Record set:
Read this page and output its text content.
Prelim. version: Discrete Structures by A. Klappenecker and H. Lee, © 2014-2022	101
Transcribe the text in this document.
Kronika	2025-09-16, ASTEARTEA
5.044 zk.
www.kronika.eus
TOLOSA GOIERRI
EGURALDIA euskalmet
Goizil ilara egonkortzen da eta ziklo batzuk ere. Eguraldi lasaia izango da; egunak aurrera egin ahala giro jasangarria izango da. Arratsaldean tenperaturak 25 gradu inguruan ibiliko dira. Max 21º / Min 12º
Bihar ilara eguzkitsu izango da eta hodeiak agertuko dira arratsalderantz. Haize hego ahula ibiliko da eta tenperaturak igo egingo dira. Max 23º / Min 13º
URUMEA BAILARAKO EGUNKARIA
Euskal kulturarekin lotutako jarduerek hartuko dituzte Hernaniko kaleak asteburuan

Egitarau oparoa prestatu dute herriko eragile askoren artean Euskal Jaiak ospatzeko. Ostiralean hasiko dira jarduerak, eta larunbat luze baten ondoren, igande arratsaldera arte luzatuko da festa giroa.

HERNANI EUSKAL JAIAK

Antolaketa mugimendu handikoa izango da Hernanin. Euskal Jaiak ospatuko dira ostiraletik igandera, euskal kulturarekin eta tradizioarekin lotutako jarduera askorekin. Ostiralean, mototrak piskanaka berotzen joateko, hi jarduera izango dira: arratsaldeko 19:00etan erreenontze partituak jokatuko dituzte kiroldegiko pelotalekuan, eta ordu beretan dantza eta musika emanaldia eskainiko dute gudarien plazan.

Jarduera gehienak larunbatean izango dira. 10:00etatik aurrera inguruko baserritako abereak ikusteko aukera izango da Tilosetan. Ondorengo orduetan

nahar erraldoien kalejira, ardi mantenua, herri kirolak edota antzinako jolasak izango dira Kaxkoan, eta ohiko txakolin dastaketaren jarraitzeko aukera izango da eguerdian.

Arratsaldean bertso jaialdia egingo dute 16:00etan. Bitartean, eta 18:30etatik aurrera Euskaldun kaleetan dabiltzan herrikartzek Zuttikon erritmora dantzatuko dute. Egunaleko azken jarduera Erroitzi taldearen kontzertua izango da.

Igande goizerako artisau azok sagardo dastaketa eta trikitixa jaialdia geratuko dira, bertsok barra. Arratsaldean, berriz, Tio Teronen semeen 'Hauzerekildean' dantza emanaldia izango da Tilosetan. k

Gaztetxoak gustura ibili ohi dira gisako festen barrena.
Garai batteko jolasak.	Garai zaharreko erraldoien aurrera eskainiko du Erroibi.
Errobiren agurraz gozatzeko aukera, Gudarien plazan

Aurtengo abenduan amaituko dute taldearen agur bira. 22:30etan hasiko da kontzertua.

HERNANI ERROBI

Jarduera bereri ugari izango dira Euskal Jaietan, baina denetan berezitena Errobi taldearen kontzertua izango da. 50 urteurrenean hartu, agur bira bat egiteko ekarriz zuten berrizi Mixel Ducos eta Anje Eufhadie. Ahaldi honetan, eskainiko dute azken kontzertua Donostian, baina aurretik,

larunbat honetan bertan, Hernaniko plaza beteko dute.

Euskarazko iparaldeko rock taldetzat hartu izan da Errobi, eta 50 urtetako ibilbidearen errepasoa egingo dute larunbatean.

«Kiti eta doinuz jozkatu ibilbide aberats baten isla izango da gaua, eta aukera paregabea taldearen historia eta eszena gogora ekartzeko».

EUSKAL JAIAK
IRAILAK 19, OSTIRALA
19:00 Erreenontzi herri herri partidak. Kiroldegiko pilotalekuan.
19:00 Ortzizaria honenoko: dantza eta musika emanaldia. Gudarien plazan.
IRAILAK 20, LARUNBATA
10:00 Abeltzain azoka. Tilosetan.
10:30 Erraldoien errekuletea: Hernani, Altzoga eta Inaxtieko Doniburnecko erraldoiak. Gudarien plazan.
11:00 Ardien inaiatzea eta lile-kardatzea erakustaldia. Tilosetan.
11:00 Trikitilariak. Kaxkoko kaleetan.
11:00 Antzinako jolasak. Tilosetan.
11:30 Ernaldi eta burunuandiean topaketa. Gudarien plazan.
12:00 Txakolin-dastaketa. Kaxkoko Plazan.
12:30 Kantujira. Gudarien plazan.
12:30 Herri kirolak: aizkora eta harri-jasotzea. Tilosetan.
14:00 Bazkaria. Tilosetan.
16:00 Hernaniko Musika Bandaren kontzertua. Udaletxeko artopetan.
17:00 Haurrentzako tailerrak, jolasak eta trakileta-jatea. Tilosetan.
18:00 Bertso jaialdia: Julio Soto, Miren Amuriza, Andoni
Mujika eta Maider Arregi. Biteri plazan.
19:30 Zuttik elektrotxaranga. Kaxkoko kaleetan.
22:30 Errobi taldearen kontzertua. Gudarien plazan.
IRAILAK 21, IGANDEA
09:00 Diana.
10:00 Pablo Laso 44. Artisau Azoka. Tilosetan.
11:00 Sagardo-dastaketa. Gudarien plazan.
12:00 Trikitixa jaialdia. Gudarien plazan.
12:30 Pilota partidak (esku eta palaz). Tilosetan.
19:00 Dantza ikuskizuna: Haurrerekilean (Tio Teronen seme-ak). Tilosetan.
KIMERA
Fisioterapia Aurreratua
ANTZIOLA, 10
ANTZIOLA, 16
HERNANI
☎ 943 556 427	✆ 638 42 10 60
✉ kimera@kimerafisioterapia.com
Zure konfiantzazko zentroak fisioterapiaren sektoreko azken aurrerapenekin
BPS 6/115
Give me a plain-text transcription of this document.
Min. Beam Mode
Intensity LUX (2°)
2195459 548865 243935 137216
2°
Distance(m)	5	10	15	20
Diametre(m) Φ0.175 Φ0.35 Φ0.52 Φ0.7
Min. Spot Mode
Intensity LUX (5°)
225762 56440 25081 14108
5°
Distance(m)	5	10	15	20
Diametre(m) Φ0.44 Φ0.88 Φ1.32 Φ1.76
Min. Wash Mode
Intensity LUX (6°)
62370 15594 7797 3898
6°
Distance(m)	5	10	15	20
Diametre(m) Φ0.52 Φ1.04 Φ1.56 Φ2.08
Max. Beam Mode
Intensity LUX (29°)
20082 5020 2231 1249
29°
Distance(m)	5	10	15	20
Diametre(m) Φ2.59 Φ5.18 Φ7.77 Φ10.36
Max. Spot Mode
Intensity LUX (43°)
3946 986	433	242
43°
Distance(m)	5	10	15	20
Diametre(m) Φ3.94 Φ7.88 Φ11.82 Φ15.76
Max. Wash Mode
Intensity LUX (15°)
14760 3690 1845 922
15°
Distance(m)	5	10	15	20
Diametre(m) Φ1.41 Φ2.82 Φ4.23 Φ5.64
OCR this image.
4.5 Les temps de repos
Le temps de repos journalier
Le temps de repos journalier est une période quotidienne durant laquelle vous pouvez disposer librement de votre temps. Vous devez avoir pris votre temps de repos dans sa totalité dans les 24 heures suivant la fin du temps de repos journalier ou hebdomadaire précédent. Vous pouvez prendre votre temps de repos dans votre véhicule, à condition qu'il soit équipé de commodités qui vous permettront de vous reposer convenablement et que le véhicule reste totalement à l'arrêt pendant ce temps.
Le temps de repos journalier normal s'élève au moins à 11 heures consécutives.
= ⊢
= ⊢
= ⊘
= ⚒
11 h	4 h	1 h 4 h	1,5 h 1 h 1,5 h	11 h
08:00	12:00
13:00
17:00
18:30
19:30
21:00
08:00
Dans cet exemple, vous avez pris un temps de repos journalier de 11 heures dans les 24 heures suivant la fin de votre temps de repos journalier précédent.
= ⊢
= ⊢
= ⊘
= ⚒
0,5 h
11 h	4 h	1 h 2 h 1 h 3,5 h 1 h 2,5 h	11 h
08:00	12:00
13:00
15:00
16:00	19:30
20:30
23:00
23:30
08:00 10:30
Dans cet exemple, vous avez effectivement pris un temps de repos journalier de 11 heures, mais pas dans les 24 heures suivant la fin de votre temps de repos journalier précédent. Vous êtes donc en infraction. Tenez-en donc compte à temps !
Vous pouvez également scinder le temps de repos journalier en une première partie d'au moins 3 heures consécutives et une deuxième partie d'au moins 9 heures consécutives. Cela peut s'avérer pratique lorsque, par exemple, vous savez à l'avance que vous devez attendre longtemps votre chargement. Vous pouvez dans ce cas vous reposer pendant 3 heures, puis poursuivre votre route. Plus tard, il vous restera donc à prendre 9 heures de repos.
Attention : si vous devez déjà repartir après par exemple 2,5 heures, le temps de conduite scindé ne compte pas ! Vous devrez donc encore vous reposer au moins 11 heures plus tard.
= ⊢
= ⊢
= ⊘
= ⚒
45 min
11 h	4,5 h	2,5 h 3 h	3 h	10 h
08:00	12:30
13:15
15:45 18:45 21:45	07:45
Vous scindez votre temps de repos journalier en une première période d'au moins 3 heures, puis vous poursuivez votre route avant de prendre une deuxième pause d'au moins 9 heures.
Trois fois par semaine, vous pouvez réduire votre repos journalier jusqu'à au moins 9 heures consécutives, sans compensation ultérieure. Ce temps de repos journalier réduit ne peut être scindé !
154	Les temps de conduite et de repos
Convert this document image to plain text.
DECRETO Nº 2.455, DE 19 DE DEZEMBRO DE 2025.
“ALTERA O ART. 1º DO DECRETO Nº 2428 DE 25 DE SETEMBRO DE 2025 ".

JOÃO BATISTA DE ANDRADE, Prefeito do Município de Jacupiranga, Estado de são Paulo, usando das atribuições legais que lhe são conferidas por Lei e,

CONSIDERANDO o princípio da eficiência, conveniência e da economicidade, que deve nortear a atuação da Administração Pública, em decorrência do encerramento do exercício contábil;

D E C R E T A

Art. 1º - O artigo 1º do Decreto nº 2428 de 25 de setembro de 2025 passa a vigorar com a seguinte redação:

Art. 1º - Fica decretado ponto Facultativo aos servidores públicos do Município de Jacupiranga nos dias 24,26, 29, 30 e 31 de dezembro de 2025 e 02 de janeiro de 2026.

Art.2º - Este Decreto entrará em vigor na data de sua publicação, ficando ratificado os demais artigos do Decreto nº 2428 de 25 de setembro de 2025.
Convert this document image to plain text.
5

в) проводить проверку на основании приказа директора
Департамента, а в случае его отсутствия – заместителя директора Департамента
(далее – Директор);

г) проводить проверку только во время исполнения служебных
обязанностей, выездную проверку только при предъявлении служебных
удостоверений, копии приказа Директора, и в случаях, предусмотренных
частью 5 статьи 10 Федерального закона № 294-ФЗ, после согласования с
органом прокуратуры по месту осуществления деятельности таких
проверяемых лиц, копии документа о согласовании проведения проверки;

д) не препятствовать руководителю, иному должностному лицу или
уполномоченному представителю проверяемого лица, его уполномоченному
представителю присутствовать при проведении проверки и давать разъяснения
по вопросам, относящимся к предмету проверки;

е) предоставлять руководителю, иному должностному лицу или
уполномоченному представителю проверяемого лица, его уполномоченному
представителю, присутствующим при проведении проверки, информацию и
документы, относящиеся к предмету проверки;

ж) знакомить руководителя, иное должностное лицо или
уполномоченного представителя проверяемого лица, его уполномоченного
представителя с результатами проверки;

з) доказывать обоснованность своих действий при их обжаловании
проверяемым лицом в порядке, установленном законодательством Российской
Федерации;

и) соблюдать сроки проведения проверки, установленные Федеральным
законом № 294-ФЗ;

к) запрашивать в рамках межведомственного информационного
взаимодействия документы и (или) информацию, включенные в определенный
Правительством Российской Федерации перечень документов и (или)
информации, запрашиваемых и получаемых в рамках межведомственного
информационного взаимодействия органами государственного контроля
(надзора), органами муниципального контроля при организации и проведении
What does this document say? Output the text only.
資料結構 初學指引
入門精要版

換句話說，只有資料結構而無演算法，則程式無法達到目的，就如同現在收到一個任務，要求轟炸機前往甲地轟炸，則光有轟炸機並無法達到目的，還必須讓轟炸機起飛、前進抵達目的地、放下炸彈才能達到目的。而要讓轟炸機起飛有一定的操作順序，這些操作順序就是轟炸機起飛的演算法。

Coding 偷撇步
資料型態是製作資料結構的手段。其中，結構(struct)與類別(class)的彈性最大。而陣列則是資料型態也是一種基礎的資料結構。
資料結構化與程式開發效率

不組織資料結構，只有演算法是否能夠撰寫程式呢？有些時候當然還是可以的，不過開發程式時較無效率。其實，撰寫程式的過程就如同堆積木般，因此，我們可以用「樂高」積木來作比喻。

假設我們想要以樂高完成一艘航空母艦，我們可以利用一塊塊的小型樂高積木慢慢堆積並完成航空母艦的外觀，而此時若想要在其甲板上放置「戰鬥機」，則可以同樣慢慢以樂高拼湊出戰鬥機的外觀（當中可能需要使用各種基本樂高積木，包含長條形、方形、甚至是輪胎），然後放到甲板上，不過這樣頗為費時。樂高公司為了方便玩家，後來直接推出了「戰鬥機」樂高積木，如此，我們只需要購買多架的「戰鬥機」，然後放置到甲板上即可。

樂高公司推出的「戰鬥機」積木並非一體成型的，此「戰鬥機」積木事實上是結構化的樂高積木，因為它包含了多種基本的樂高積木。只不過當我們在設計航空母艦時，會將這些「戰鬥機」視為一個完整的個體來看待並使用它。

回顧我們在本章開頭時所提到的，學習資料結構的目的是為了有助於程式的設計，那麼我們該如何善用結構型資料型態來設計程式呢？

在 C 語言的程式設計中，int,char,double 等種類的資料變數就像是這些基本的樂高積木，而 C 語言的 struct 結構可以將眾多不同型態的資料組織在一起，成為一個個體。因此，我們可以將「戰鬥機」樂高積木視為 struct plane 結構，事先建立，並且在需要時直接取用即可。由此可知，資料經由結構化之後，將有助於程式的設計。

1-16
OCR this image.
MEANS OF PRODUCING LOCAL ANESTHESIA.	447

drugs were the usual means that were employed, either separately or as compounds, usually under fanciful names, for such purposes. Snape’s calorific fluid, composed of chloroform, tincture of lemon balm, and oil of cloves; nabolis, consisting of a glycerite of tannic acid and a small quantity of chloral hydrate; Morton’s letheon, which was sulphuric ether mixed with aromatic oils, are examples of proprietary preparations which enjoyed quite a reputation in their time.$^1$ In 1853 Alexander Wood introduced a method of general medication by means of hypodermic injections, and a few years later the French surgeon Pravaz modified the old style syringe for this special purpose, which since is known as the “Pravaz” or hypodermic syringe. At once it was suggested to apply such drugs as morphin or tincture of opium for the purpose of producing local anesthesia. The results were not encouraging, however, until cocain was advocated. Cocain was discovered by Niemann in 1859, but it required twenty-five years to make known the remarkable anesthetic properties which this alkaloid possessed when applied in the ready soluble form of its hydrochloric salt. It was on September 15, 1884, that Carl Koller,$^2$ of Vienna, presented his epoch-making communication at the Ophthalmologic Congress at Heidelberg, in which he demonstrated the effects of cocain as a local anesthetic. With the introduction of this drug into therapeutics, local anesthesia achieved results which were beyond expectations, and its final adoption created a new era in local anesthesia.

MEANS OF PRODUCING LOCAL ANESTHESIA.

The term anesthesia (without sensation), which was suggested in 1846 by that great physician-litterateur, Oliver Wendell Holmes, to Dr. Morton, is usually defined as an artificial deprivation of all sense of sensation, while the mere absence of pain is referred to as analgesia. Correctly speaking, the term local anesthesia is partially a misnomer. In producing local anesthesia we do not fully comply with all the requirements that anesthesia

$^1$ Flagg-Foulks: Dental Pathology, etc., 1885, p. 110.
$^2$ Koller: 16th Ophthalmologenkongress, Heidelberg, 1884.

Task objective:
From the listing above, copy every line that holds the string "проведении".

Answer to the exercise:
представителю присутствовать при проведении проверки и давать разъяснения
представителю, присутствующим при проведении проверки, информацию и
(надзора), органами муниципального контроля при организации и проведении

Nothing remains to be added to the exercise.